═════ GIVEN DATA ═════

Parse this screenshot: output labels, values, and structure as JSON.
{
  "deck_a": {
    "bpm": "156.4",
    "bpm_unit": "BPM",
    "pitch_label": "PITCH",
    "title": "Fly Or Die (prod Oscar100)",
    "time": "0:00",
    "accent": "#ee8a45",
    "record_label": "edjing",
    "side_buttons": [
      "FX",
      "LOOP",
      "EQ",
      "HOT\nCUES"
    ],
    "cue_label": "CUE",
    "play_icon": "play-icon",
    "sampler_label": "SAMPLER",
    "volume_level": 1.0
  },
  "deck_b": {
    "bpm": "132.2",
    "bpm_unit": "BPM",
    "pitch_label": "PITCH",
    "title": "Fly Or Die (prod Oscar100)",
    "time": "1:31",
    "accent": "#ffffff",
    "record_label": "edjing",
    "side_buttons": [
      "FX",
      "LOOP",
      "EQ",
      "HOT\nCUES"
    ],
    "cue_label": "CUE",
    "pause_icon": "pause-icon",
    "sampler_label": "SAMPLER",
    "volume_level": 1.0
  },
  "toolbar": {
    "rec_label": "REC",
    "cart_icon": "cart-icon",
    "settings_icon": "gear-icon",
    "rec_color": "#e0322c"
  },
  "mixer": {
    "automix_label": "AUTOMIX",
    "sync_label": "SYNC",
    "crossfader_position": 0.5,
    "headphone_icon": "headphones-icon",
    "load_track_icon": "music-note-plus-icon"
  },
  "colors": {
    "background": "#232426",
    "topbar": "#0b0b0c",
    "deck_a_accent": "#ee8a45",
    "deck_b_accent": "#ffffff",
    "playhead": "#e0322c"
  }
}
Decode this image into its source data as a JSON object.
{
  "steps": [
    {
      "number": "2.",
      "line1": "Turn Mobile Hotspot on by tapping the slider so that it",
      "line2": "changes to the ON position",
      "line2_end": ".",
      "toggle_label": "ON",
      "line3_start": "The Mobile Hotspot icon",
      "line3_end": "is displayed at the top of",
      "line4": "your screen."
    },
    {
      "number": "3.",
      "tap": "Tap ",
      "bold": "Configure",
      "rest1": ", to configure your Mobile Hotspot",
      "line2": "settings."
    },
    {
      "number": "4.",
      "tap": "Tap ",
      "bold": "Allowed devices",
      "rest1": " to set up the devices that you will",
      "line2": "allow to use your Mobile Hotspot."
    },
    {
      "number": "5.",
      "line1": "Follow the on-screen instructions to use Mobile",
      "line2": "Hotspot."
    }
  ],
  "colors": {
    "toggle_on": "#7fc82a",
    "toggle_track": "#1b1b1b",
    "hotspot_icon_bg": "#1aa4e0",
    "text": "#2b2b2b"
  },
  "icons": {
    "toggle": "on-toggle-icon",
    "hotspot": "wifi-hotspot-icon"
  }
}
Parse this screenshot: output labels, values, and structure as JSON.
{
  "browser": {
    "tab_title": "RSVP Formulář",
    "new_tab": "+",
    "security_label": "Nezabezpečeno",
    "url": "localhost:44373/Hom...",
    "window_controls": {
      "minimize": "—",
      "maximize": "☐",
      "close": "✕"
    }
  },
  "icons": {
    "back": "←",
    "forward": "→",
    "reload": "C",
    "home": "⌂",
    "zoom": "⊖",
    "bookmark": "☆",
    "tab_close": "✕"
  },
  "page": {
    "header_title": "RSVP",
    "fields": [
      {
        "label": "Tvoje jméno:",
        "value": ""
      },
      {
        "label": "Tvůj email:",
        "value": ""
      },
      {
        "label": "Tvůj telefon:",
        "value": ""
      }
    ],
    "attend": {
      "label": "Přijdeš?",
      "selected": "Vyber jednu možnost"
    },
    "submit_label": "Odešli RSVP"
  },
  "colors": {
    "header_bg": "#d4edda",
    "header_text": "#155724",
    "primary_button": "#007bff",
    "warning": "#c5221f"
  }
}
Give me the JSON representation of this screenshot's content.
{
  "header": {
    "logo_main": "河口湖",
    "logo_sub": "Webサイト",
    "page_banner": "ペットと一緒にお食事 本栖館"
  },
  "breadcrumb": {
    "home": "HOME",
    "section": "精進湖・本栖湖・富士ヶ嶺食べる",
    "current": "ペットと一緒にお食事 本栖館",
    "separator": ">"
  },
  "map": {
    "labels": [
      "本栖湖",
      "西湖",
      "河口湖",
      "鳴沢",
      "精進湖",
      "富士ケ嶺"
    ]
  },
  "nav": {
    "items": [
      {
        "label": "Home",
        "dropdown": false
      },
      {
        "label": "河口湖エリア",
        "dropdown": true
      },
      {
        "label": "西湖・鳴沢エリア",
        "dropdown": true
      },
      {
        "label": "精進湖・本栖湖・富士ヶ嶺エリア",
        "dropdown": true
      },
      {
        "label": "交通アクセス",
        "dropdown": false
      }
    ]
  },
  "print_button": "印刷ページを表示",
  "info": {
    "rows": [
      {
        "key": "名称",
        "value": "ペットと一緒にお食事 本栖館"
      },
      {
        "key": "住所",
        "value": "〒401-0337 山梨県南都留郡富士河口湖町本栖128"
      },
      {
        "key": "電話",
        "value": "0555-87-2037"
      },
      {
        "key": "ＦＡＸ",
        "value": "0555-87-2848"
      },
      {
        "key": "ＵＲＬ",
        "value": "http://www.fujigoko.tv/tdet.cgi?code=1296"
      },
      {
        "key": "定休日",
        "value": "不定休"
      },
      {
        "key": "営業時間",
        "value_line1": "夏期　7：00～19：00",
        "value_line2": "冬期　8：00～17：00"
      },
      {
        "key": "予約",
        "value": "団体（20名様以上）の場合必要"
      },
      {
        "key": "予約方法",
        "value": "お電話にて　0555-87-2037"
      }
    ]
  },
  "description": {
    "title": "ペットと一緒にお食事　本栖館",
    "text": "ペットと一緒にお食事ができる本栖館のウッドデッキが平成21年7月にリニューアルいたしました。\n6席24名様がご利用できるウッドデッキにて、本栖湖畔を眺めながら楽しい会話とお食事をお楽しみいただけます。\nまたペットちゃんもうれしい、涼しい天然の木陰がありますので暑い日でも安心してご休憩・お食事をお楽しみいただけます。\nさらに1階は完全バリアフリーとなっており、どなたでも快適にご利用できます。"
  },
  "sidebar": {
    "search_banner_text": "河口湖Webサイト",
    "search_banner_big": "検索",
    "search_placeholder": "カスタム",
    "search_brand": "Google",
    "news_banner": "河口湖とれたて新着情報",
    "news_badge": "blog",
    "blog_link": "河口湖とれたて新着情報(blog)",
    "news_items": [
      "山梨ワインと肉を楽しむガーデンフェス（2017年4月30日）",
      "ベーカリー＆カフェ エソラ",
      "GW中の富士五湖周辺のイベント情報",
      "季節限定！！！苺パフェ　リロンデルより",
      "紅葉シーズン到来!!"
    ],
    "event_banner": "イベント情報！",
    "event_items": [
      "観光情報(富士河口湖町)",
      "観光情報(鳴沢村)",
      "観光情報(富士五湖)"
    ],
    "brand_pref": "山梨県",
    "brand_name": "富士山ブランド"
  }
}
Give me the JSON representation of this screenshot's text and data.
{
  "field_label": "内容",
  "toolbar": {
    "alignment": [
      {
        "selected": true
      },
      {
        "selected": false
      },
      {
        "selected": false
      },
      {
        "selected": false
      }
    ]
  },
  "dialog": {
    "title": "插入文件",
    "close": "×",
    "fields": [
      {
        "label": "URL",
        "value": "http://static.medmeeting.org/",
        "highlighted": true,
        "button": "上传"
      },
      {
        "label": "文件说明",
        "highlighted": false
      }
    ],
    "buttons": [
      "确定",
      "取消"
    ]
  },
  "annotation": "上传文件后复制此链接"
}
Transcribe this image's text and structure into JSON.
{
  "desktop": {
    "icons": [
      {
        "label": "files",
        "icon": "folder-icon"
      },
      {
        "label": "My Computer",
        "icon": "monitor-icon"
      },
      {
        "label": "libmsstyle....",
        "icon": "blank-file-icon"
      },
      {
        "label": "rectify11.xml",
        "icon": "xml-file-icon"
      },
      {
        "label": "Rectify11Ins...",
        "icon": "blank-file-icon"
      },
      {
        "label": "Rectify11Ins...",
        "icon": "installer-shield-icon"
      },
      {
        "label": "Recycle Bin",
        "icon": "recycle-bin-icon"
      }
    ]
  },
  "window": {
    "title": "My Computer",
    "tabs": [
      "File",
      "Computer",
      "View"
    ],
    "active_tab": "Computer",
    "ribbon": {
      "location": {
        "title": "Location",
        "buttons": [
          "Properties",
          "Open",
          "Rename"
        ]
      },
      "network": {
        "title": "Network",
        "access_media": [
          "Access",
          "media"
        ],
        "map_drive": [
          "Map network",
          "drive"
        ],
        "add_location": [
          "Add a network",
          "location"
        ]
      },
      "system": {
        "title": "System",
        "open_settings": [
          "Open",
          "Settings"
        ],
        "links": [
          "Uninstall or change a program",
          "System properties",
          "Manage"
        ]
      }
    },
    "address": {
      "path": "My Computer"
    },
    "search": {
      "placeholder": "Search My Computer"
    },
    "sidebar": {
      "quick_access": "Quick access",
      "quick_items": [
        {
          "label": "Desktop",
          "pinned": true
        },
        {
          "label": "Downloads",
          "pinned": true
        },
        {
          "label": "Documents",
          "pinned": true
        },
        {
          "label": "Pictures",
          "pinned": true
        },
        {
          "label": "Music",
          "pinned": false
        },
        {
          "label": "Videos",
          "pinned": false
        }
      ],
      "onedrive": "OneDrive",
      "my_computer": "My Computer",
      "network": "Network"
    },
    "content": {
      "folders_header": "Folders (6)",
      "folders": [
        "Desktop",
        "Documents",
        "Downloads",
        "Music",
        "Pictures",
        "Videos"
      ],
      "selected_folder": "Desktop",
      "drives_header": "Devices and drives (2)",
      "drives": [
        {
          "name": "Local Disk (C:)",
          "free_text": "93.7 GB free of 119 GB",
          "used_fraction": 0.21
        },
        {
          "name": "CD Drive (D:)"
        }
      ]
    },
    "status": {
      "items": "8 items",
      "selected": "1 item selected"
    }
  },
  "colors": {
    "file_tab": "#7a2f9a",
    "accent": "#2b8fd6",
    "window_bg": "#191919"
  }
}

═════

◆ EXERCISE ◆
Lines containing the word "河口湖とれたて新着情報" must all be returned from the material above.

◆ SOLUTION TO THE PROBLEM ◆
    "news_banner": "河口湖とれたて新着情報",
    "blog_link": "河口湖とれたて新着情報(blog)",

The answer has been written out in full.